Exercise instructions —
Scan the lines below for the string "Allow" and copy every one that has it.

Dataset —
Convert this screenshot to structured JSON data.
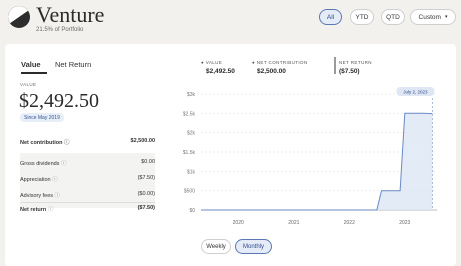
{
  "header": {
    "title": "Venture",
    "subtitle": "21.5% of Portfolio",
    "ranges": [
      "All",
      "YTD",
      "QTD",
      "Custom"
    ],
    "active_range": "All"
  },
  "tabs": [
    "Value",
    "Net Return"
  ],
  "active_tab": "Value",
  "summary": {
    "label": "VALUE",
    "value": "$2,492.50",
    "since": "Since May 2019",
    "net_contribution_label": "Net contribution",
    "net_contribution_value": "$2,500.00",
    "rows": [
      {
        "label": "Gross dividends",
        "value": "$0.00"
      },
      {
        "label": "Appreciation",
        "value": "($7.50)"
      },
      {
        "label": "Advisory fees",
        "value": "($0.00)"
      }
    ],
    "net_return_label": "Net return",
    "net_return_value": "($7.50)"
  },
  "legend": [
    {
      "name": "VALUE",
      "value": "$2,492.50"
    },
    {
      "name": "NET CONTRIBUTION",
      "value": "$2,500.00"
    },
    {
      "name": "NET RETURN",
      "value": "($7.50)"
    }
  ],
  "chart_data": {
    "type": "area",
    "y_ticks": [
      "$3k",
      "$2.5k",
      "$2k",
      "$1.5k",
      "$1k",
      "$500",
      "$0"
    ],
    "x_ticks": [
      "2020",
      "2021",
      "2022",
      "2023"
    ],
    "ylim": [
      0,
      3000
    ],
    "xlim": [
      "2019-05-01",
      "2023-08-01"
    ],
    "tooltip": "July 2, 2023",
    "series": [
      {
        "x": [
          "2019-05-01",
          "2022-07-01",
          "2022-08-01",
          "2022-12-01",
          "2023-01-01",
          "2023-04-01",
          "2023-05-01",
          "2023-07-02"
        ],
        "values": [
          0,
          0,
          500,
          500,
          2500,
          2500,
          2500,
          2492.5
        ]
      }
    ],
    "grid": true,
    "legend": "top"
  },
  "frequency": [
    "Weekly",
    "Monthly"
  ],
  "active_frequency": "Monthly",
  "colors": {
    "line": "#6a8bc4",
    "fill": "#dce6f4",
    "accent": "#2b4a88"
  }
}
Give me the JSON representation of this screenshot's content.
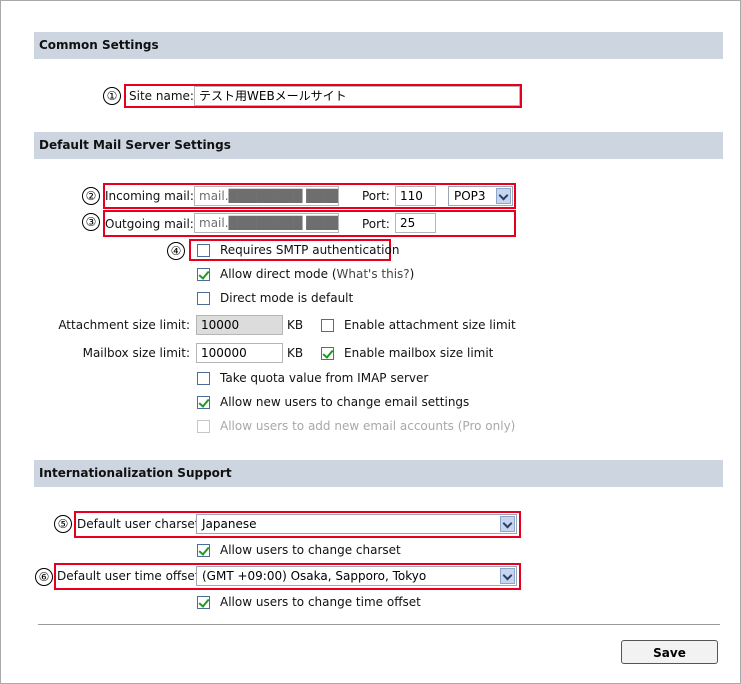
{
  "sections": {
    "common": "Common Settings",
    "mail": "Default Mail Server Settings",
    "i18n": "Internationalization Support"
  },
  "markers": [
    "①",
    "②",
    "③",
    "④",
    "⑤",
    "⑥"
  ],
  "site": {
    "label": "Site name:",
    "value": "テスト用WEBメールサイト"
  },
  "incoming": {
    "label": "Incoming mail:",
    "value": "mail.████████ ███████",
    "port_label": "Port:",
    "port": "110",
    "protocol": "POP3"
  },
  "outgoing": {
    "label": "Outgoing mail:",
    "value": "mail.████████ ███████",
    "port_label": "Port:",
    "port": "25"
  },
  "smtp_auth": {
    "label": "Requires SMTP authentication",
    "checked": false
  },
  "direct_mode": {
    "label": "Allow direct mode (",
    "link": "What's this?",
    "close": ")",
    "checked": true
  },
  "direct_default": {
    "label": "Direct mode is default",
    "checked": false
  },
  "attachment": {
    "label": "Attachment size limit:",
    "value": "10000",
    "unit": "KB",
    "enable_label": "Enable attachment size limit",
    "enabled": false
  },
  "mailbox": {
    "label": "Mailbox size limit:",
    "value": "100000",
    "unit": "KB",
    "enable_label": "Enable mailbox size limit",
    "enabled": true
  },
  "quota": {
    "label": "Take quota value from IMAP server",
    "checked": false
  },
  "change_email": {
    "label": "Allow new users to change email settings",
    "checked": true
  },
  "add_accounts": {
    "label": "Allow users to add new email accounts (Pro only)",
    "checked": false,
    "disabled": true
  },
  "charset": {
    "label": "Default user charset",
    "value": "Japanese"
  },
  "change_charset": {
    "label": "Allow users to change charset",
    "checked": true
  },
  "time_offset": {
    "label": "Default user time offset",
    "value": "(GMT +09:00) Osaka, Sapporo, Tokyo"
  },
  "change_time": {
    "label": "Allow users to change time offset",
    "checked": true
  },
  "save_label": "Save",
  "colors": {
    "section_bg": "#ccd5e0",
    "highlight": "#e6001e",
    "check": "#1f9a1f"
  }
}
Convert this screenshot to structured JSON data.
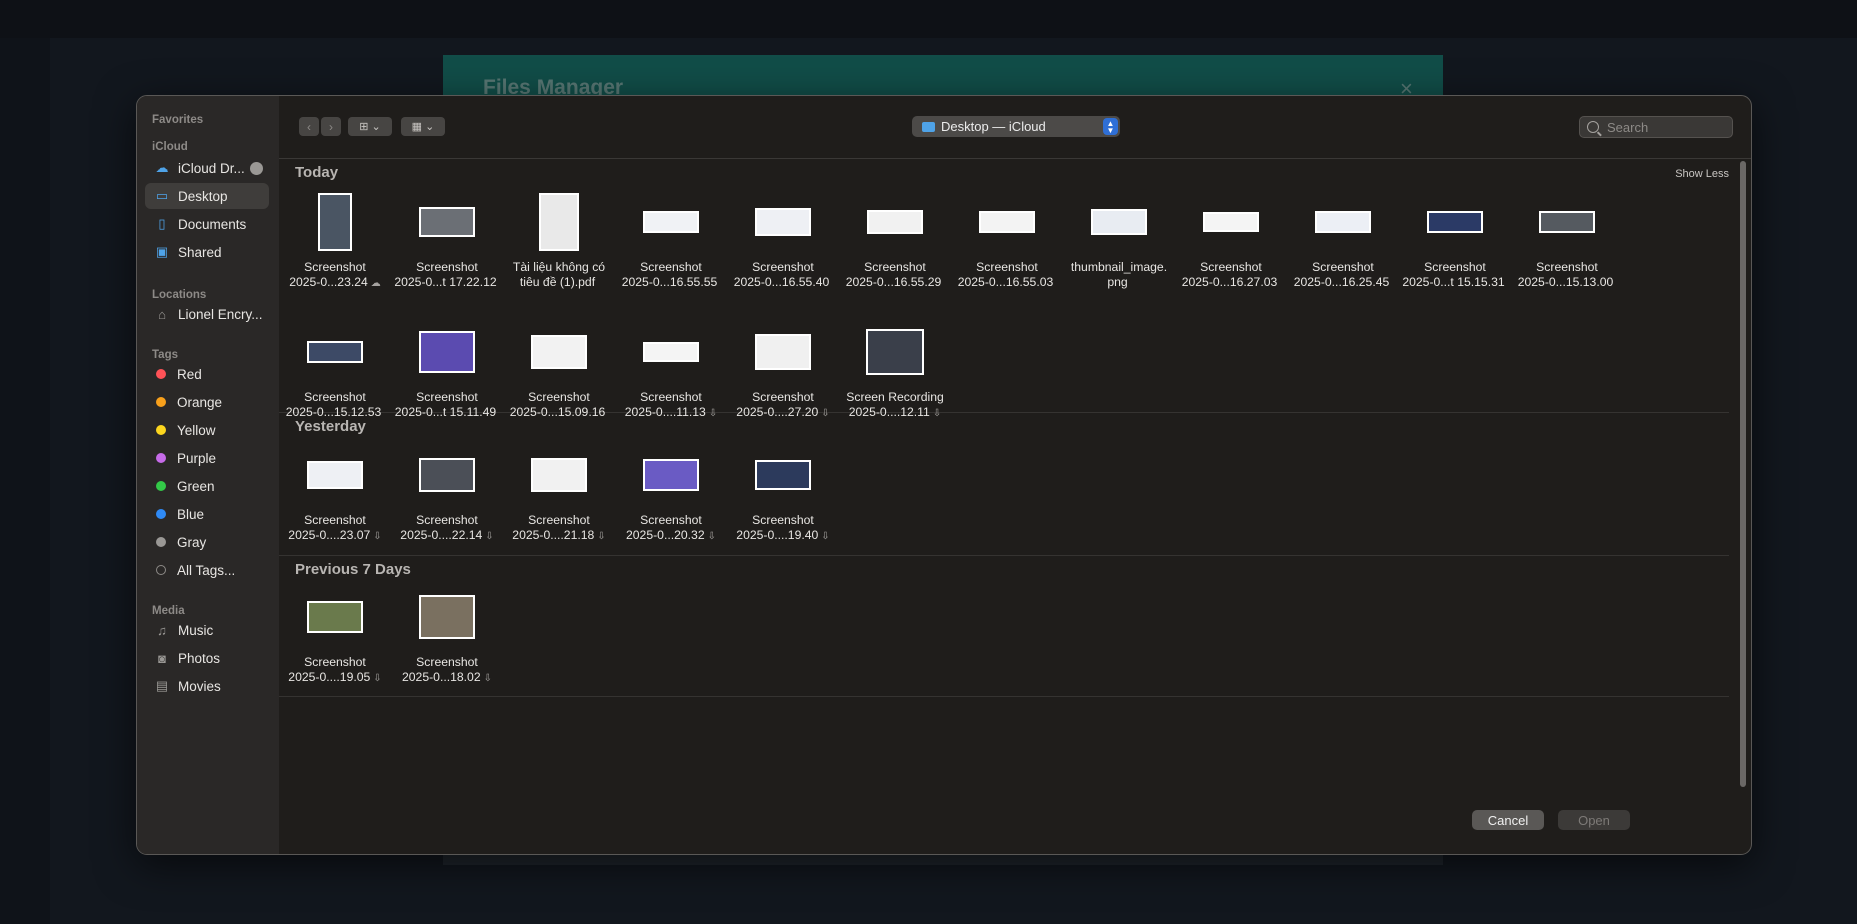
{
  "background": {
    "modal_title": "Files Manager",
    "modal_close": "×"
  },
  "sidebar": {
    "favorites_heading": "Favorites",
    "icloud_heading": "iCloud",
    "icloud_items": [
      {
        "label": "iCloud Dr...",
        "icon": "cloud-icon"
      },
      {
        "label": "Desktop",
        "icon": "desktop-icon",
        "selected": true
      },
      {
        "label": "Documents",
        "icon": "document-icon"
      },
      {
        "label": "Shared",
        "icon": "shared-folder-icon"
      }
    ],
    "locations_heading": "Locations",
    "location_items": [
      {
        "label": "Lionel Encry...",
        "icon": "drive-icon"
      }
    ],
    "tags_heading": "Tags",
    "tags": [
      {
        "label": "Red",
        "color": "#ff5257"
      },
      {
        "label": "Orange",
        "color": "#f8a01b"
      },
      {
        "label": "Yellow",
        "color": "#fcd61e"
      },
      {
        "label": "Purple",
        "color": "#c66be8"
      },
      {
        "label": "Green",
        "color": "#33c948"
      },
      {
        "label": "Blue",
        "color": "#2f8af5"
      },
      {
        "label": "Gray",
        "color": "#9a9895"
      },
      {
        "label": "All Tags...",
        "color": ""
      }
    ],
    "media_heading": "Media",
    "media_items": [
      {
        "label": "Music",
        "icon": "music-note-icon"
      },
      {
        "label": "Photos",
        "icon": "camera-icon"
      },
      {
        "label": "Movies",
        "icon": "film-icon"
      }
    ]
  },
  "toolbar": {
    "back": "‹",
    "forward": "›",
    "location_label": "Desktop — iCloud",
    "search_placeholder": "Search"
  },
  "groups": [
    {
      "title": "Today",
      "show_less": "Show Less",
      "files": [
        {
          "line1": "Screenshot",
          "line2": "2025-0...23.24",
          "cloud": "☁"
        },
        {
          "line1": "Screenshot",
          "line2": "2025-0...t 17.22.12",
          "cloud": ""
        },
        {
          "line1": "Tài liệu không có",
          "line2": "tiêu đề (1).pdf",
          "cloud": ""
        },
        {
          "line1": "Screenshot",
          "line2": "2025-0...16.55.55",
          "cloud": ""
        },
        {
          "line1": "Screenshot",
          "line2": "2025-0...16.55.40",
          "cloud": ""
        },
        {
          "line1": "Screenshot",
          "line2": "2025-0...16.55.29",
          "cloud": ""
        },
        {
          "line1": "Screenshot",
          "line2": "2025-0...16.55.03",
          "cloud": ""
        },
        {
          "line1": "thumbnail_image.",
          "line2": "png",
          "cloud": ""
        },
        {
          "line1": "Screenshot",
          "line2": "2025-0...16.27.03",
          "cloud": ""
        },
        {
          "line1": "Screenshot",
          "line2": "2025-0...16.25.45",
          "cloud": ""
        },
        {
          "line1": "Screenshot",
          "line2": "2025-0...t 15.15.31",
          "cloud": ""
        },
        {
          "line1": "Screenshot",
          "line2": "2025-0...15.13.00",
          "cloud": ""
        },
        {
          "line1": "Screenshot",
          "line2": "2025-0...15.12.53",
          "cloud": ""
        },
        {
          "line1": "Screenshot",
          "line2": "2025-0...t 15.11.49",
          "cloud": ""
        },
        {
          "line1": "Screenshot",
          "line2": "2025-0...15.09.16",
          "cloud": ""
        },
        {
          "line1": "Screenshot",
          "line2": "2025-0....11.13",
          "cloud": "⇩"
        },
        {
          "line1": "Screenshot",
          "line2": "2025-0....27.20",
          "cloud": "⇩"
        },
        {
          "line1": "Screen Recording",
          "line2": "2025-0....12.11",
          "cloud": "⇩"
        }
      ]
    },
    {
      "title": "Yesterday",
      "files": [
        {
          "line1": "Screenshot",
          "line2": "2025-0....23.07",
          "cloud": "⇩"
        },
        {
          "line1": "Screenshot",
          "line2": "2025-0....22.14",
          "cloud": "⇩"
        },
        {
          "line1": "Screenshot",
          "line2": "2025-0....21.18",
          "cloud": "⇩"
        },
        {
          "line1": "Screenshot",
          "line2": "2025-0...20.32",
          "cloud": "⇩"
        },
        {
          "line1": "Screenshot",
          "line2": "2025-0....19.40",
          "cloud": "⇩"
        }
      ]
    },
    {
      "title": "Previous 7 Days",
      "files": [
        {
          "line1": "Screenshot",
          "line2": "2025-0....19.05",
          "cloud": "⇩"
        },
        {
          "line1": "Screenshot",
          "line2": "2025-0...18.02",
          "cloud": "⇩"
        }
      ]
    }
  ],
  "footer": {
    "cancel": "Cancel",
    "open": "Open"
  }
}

Task output —
    "label": "Allow direct mode (",
    "label": "Allow new users to change email settings",
    "label": "Allow users to add new email accounts (Pro only)",
    "label": "Allow users to change charset",
    "label": "Allow users to change time offset",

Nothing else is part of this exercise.